WHAT YOU SHOULD DO. Which lines in the records below contain the word "color"? Copy each one out.

MATERIAL FOR THE TASK.
--- Begin ---

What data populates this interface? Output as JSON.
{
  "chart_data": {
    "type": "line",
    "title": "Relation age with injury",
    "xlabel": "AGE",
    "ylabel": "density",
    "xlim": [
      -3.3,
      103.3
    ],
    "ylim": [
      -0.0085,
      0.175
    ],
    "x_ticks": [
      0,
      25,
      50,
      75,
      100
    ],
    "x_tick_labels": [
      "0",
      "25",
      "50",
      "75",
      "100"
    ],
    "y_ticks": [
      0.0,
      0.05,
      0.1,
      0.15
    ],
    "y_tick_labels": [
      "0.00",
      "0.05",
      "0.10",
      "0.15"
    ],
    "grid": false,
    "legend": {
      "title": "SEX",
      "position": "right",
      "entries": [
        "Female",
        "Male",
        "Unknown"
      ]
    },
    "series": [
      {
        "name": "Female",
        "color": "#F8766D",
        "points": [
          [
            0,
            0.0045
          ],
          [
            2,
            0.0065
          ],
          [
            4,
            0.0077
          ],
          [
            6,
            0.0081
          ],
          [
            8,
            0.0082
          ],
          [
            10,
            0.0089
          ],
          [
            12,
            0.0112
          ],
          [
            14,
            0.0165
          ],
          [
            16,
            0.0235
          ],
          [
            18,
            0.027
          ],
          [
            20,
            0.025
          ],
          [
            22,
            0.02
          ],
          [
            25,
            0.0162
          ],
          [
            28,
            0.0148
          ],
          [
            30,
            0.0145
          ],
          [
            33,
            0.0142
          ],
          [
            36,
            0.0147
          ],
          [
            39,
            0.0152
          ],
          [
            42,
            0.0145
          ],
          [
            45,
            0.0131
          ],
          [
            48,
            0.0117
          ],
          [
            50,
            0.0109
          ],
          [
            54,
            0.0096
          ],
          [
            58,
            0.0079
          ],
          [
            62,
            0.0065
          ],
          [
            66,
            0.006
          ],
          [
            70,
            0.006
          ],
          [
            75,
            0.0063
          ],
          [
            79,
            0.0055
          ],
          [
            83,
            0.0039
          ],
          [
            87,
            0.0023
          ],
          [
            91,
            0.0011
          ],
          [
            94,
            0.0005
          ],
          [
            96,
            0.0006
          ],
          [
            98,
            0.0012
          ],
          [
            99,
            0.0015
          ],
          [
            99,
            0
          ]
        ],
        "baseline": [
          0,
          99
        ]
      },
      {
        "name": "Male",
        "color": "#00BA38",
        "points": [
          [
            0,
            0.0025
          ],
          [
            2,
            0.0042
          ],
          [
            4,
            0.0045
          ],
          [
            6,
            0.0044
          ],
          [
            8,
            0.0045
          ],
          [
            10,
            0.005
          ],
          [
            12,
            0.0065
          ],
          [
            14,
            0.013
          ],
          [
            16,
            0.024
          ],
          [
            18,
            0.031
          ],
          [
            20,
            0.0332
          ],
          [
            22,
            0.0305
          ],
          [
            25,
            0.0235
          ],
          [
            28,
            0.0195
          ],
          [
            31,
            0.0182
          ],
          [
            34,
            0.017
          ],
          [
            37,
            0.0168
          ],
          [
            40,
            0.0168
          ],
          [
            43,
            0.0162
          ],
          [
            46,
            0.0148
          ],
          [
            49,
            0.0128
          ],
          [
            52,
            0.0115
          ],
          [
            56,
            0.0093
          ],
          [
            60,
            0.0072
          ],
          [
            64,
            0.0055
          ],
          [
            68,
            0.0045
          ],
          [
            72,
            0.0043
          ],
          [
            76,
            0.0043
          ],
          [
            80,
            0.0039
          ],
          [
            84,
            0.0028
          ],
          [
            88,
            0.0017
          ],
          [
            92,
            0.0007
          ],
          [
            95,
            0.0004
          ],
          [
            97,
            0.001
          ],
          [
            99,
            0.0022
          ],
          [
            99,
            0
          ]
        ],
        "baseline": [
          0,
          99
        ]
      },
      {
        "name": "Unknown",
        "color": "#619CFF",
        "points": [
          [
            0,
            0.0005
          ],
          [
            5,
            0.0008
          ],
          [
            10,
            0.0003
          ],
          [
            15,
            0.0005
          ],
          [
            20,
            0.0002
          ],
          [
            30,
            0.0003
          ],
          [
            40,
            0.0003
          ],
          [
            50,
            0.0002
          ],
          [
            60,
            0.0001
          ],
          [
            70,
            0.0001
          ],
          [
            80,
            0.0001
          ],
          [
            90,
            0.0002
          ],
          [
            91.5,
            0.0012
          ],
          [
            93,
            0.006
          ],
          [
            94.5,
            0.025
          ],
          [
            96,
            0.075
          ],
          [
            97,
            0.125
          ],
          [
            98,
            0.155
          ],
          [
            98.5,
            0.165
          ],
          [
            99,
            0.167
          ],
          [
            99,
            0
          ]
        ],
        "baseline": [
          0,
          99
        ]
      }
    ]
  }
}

--- End ---

RESULT OF THIS TASK.
        "color": "#F8766D",
        "color": "#00BA38",
        "color": "#619CFF",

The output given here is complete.